Problem details: Without the pictures, output the records below word for word.

Data shown:
— START —
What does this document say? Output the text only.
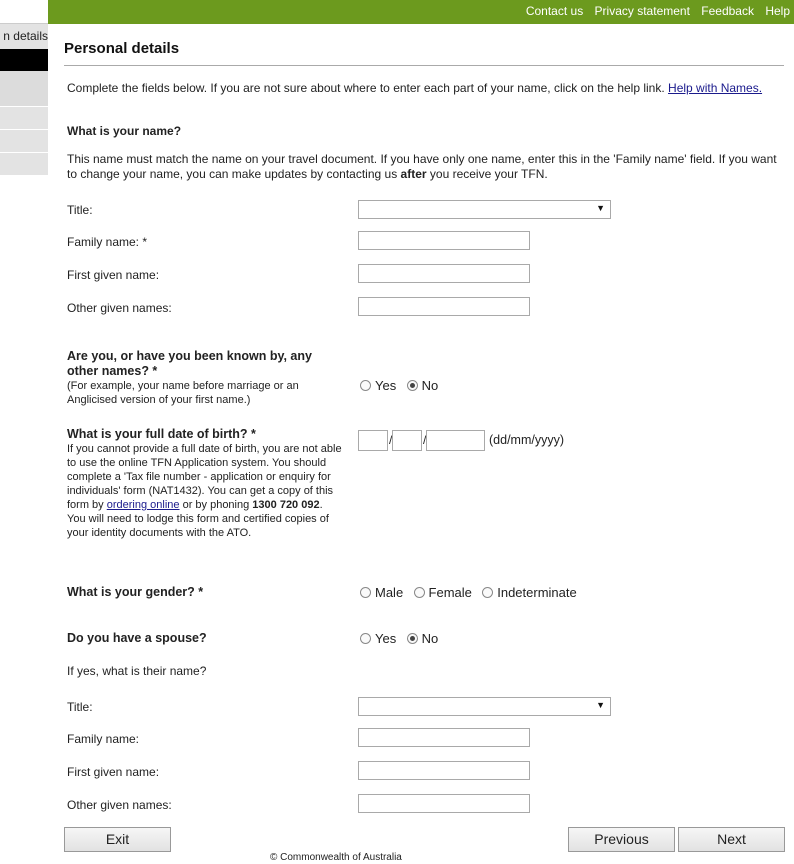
Contact us Privacy statement Feedback Help
n details
Personal details
Complete the fields below. If you are not sure about where to enter each part of your name, click on the help link. Help with Names.
What is your name?
This name must match the name on your travel document. If you have only one name, enter this in the 'Family name' field. If you want to change your name, you can make updates by contacting us after you receive your TFN.
Title:	▼
Family name: *
First given name:
Other given names:
Are you, or have you been known by, any other names? *
(For example, your name before marriage or an Anglicised version of your first name.)
Yes No
What is your full date of birth? *
If you cannot provide a full date of birth, you are not able to use the online TFN Application system. You should complete a 'Tax file number - application or enquiry for individuals' form (NAT1432). You can get a copy of this form by ordering online or by phoning 1300 720 092. You will need to lodge this form and certified copies of your identity documents with the ATO.
/	/	(dd/mm/yyyy)
What is your gender? *	Male Female Indeterminate
Do you have a spouse?	Yes No
If yes, what is their name?
Title:	▼
Family name:
First given name:
Other given names:
Exit	Previous	Next
© Commonwealth of Australia
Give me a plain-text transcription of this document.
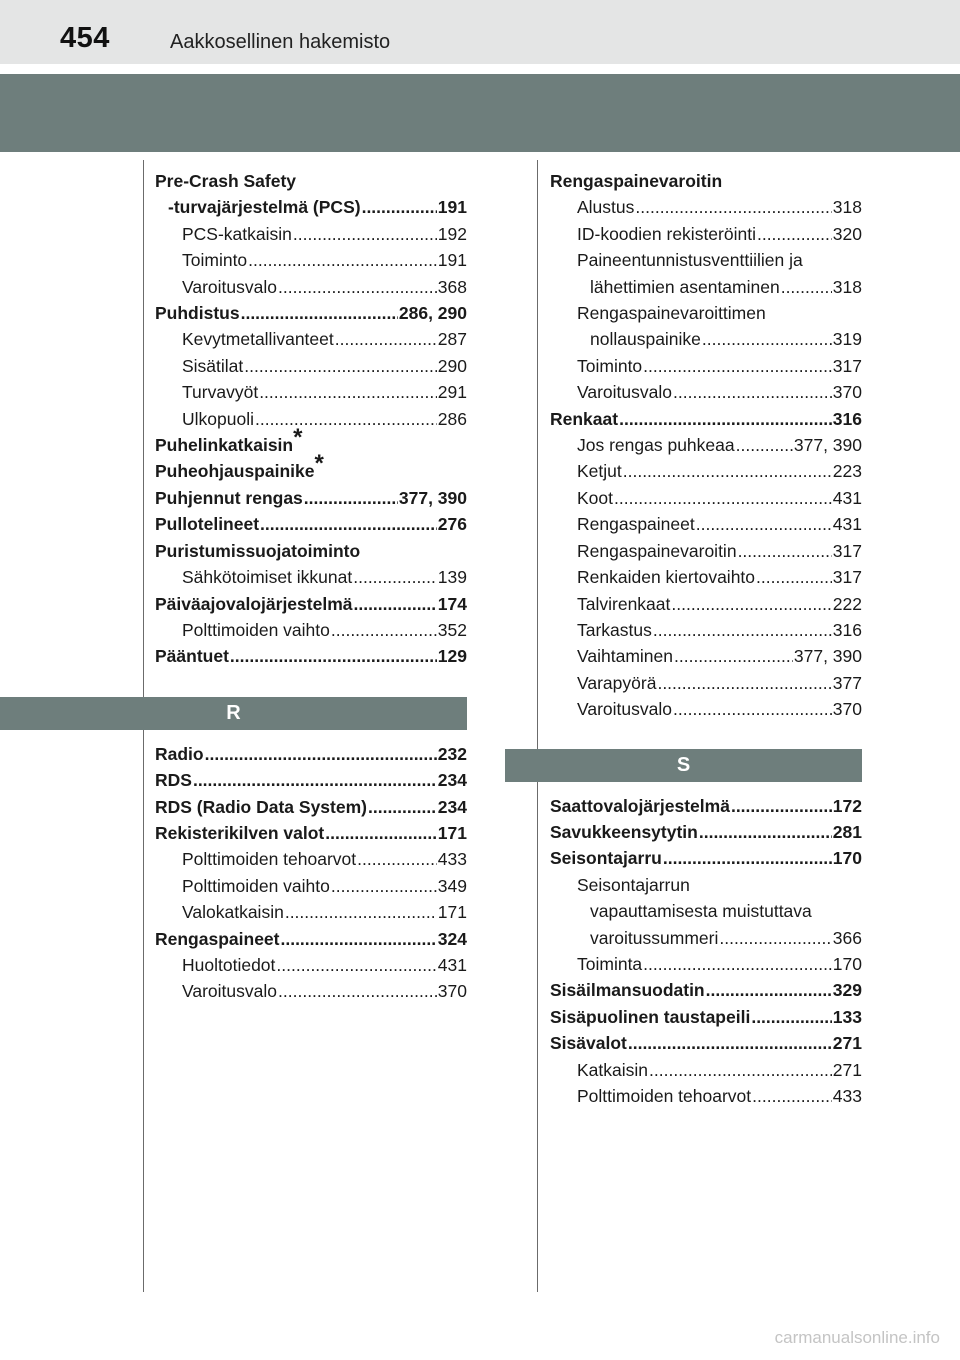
454	Aakkosellinen hakemisto
Pre-Crash Safety
-turvajärjestelmä (PCS) .....	191
PCS-katkaisin .....	192
Toiminto .....	191
Varoitusvalo .....	368
Puhdistus .....	286, 290
Kevytmetallivanteet .....	287
Sisätilat .....	290
Turvavyöt .....	291
Ulkopuoli .....	286
Puhelinkatkaisin*
Puheohjauspainike*
Puhjennut rengas .....	377, 390
Pullotelineet .....	276
Puristumissuojatoiminto
Sähkötoimiset ikkunat .....	139
Päiväajovalojärjestelmä .....	174
Polttimoiden vaihto .....	352
Pääntuet .....	129
R
Radio .....	232
RDS .....	234
RDS (Radio Data System) .....	234
Rekisterikilven valot .....	171
Polttimoiden tehoarvot .....	433
Polttimoiden vaihto .....	349
Valokatkaisin .....	171
Rengaspaineet .....	324
Huoltotiedot .....	431
Varoitusvalo .....	370
Rengaspainevaroitin
Alustus .....	318
ID-koodien rekisteröinti .....	320
Paineentunnistusventtiilien ja
lähettimien asentaminen .....	318
Rengaspainevaroittimen
nollauspainike .....	319
Toiminto .....	317
Varoitusvalo .....	370
Renkaat .....	316
Jos rengas puhkeaa .....	377, 390
Ketjut .....	223
Koot .....	431
Rengaspaineet .....	431
Rengaspainevaroitin .....	317
Renkaiden kiertovaihto .....	317
Talvirenkaat .....	222
Tarkastus .....	316
Vaihtaminen .....	377, 390
Varapyörä .....	377
Varoitusvalo .....	370
S
Saattovalojärjestelmä .....	172
Savukkeensytytin .....	281
Seisontajarru .....	170
Seisontajarrun
vapauttamisesta muistuttava
varoitussummeri .....	366
Toiminta .....	170
Sisäilmansuodatin .....	329
Sisäpuolinen taustapeili .....	133
Sisävalot .....	271
Katkaisin .....	271
Polttimoiden tehoarvot .....	433
carmanualsonline.info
— END —
Output below:
What does this document say? Output the text only.
Contact us Privacy statement Feedback Help
n details
Personal details
Complete the fields below. If you are not sure about where to enter each part of your name, click on the help link. Help with Names.
What is your name?
This name must match the name on your travel document. If you have only one name, enter this in the 'Family name' field. If you want to change your name, you can make updates by contacting us after you receive your TFN.
Title:	▼
Family name: *
First given name:
Other given names:
Are you, or have you been known by, any other names? *
(For example, your name before marriage or an Anglicised version of your first name.)
Yes No
What is your full date of birth? *
If you cannot provide a full date of birth, you are not able to use the online TFN Application system. You should complete a 'Tax file number - application or enquiry for individuals' form (NAT1432). You can get a copy of this form by ordering online or by phoning 1300 720 092. You will need to lodge this form and certified copies of your identity documents with the ATO.
/	/	(dd/mm/yyyy)
What is your gender? *	Male Female Indeterminate
Do you have a spouse?	Yes No
If yes, what is their name?
Title:	▼
Family name:
First given name:
Other given names:
Exit	Previous	Next
© Commonwealth of Australia
Give me a plain-text transcription of this document.
454	Aakkosellinen hakemisto
Pre-Crash Safety
-turvajärjestelmä (PCS) .....	191
PCS-katkaisin .....	192
Toiminto .....	191
Varoitusvalo .....	368
Puhdistus .....	286, 290
Kevytmetallivanteet .....	287
Sisätilat .....	290
Turvavyöt .....	291
Ulkopuoli .....	286
Puhelinkatkaisin*
Puheohjauspainike*
Puhjennut rengas .....	377, 390
Pullotelineet .....	276
Puristumissuojatoiminto
Sähkötoimiset ikkunat .....	139
Päiväajovalojärjestelmä .....	174
Polttimoiden vaihto .....	352
Pääntuet .....	129
R
Radio .....	232
RDS .....	234
RDS (Radio Data System) .....	234
Rekisterikilven valot .....	171
Polttimoiden tehoarvot .....	433
Polttimoiden vaihto .....	349
Valokatkaisin .....	171
Rengaspaineet .....	324
Huoltotiedot .....	431
Varoitusvalo .....	370
Rengaspainevaroitin
Alustus .....	318
ID-koodien rekisteröinti .....	320
Paineentunnistusventtiilien ja
lähettimien asentaminen .....	318
Rengaspainevaroittimen
nollauspainike .....	319
Toiminto .....	317
Varoitusvalo .....	370
Renkaat .....	316
Jos rengas puhkeaa .....	377, 390
Ketjut .....	223
Koot .....	431
Rengaspaineet .....	431
Rengaspainevaroitin .....	317
Renkaiden kiertovaihto .....	317
Talvirenkaat .....	222
Tarkastus .....	316
Vaihtaminen .....	377, 390
Varapyörä .....	377
Varoitusvalo .....	370
S
Saattovalojärjestelmä .....	172
Savukkeensytytin .....	281
Seisontajarru .....	170
Seisontajarrun
vapauttamisesta muistuttava
varoitussummeri .....	366
Toiminta .....	170
Sisäilmansuodatin .....	329
Sisäpuolinen taustapeili .....	133
Sisävalot .....	271
Katkaisin .....	271
Polttimoiden tehoarvot .....	433
carmanualsonline.info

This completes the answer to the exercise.